• [SET PROBLEM]: Locate all lines with the word "noche" and copy them out.

• [INFORMATION SUPPLIED]:
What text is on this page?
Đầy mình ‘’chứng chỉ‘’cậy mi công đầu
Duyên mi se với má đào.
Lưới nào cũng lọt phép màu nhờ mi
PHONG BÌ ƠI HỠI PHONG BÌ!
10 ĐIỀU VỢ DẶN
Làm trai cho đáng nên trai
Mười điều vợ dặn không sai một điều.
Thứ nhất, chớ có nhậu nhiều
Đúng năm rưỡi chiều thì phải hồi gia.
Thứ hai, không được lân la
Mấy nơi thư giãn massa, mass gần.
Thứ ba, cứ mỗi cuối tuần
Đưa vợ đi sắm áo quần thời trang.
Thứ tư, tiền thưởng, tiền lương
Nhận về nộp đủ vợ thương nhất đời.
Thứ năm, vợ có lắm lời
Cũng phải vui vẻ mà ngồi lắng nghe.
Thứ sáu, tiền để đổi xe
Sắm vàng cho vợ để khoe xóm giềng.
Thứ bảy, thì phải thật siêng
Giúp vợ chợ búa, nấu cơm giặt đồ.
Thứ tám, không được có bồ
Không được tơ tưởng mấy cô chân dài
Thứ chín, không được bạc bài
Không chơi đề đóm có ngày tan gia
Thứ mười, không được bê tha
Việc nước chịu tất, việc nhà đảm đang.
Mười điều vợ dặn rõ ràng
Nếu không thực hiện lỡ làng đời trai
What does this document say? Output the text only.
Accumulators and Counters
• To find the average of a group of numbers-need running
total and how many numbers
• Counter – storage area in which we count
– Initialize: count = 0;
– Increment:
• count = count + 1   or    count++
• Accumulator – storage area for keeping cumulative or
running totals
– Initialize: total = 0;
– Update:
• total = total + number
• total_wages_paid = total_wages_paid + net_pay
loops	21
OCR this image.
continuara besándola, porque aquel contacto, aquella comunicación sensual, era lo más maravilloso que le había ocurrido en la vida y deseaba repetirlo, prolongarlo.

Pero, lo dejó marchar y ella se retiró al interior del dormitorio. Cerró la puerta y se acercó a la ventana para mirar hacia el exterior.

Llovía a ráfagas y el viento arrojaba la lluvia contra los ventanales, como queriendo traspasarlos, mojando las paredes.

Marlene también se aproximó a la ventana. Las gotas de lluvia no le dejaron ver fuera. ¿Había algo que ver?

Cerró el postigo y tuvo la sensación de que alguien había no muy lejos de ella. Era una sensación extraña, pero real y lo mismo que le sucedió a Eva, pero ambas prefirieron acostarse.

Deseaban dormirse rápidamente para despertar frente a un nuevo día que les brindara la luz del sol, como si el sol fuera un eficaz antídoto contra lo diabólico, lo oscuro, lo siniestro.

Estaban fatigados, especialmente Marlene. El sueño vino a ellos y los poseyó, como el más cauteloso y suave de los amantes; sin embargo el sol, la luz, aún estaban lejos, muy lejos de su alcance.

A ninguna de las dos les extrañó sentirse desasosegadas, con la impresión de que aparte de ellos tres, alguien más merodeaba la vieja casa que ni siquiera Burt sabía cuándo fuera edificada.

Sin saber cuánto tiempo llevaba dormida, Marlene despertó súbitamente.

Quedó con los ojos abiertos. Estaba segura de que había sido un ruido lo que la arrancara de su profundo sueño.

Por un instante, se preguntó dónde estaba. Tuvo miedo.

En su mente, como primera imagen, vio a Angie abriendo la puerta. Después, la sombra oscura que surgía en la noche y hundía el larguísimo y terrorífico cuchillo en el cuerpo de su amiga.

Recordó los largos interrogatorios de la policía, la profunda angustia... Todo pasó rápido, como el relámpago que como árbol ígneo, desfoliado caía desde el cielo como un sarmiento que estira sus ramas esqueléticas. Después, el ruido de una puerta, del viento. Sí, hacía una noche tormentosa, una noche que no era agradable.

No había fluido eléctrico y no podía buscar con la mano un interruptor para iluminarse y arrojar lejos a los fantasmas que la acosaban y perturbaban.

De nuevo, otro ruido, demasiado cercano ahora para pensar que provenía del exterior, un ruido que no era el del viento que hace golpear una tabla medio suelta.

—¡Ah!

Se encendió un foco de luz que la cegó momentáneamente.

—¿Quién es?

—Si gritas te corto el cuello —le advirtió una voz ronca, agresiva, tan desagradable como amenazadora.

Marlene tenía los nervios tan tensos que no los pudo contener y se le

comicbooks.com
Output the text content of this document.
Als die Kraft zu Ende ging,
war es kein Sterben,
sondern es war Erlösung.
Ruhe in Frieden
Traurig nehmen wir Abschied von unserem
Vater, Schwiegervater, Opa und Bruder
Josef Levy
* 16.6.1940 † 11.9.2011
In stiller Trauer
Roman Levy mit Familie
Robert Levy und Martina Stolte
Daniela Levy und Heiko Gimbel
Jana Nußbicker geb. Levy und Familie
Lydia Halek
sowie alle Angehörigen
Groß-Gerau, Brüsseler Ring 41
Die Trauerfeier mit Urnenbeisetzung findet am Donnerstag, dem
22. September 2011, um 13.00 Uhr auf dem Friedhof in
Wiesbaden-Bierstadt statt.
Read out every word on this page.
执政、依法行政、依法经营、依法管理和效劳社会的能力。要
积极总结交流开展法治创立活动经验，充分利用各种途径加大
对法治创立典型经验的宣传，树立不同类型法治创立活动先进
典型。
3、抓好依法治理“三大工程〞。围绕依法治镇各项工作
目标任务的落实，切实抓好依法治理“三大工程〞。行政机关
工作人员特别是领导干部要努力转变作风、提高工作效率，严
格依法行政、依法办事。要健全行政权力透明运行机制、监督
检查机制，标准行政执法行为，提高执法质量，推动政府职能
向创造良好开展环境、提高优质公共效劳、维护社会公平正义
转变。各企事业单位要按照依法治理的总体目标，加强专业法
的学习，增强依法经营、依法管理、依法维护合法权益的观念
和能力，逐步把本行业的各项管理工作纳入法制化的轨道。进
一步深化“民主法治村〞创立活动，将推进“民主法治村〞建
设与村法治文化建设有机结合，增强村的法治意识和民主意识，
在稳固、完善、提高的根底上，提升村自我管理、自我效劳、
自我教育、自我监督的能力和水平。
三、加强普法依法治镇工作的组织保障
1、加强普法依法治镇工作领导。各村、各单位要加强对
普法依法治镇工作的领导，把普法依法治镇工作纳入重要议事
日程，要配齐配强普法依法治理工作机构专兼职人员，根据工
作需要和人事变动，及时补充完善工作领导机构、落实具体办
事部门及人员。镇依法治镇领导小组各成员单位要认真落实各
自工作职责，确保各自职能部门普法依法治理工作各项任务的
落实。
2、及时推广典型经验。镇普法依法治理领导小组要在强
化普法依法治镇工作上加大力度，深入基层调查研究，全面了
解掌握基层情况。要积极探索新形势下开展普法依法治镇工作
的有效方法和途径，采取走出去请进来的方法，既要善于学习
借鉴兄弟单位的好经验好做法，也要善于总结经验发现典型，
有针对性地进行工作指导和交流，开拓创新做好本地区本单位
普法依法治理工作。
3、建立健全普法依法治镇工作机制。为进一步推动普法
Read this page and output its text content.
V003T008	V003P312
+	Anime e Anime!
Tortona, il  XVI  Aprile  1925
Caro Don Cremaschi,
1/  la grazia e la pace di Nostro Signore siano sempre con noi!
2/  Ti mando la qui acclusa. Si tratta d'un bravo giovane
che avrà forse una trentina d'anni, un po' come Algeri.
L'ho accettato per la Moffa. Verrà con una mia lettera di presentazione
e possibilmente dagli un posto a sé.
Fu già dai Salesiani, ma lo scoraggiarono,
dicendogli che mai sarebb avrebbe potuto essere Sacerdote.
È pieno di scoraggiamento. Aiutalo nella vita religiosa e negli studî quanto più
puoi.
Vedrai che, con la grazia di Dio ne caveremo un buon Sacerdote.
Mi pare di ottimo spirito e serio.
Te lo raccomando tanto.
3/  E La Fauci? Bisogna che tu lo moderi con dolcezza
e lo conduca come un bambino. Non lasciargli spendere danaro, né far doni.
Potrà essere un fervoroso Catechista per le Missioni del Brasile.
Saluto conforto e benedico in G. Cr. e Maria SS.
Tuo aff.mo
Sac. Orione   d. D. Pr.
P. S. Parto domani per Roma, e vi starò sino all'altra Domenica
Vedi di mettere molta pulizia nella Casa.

• [SOLUTION]:
En su mente, como primera imagen, vio a Angie abriendo la puerta. Después, la sombra oscura que surgía en la noche y hundía el larguísimo y terrorífico cuchillo en el cuerpo de su amiga.
Recordó los largos interrogatorios de la policía, la profunda angustia... Todo pasó rápido, como el relámpago que como árbol ígneo, desfoliado caía desde el cielo como un sarmiento que estira sus ramas esqueléticas. Después, el ruido de una puerta, del viento. Sí, hacía una noche tormentosa, una noche que no era agradable.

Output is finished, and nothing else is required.